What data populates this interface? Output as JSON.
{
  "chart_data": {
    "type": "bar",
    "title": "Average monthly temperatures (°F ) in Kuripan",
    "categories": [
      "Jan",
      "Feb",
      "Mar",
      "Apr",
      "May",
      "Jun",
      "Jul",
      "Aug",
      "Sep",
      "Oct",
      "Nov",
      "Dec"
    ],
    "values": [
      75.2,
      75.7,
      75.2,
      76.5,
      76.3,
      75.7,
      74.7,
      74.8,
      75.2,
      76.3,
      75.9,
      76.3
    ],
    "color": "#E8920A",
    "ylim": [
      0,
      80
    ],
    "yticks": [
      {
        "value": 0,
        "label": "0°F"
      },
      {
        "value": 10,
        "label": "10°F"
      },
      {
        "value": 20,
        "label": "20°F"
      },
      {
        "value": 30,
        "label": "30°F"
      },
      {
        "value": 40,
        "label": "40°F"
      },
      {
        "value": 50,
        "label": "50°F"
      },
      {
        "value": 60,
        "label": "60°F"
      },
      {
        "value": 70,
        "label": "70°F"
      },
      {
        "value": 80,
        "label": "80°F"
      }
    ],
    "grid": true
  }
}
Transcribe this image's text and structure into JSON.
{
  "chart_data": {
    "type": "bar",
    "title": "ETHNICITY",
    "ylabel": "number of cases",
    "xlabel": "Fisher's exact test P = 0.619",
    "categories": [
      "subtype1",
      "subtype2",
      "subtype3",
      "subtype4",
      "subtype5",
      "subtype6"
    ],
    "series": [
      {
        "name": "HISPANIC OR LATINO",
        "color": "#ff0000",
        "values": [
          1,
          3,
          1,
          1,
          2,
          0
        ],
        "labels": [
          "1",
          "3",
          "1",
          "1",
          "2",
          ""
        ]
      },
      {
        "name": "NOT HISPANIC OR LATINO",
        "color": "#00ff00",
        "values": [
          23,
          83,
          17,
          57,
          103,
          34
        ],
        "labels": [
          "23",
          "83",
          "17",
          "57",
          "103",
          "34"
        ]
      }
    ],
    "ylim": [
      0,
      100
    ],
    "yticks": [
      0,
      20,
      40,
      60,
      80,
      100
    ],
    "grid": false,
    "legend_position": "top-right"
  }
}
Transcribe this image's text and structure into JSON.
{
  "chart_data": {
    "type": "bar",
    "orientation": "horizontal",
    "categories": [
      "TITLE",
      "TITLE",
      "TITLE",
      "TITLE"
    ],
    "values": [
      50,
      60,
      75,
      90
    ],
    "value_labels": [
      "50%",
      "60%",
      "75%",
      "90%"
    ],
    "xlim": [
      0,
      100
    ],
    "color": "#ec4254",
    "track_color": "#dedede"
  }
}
=-=-=-=-=
__Task statement__. Set down all of the entries exactly, please.

__The completed task__.
What data populates this interface? Output as JSON.
{
  "chart_data": {
    "type": "bar",
    "title": "Average monthly temperatures (°F ) in Kuripan",
    "categories": [
      "Jan",
      "Feb",
      "Mar",
      "Apr",
      "May",
      "Jun",
      "Jul",
      "Aug",
      "Sep",
      "Oct",
      "Nov",
      "Dec"
    ],
    "values": [
      75.2,
      75.7,
      75.2,
      76.5,
      76.3,
      75.7,
      74.7,
      74.8,
      75.2,
      76.3,
      75.9,
      76.3
    ],
    "color": "#E8920A",
    "ylim": [
      0,
      80
    ],
    "yticks": [
      {
        "value": 0,
        "label": "0°F"
      },
      {
        "value": 10,
        "label": "10°F"
      },
      {
        "value": 20,
        "label": "20°F"
      },
      {
        "value": 30,
        "label": "30°F"
      },
      {
        "value": 40,
        "label": "40°F"
      },
      {
        "value": 50,
        "label": "50°F"
      },
      {
        "value": 60,
        "label": "60°F"
      },
      {
        "value": 70,
        "label": "70°F"
      },
      {
        "value": 80,
        "label": "80°F"
      }
    ],
    "grid": true
  }
}
Transcribe this image's text and structure into JSON.
{
  "chart_data": {
    "type": "bar",
    "title": "ETHNICITY",
    "ylabel": "number of cases",
    "xlabel": "Fisher's exact test P = 0.619",
    "categories": [
      "subtype1",
      "subtype2",
      "subtype3",
      "subtype4",
      "subtype5",
      "subtype6"
    ],
    "series": [
      {
        "name": "HISPANIC OR LATINO",
        "color": "#ff0000",
        "values": [
          1,
          3,
          1,
          1,
          2,
          0
        ],
        "labels": [
          "1",
          "3",
          "1",
          "1",
          "2",
          ""
        ]
      },
      {
        "name": "NOT HISPANIC OR LATINO",
        "color": "#00ff00",
        "values": [
          23,
          83,
          17,
          57,
          103,
          34
        ],
        "labels": [
          "23",
          "83",
          "17",
          "57",
          "103",
          "34"
        ]
      }
    ],
    "ylim": [
      0,
      100
    ],
    "yticks": [
      0,
      20,
      40,
      60,
      80,
      100
    ],
    "grid": false,
    "legend_position": "top-right"
  }
}
Transcribe this image's text and structure into JSON.
{
  "chart_data": {
    "type": "bar",
    "orientation": "horizontal",
    "categories": [
      "TITLE",
      "TITLE",
      "TITLE",
      "TITLE"
    ],
    "values": [
      50,
      60,
      75,
      90
    ],
    "value_labels": [
      "50%",
      "60%",
      "75%",
      "90%"
    ],
    "xlim": [
      0,
      100
    ],
    "color": "#ec4254",
    "track_color": "#dedede"
  }
}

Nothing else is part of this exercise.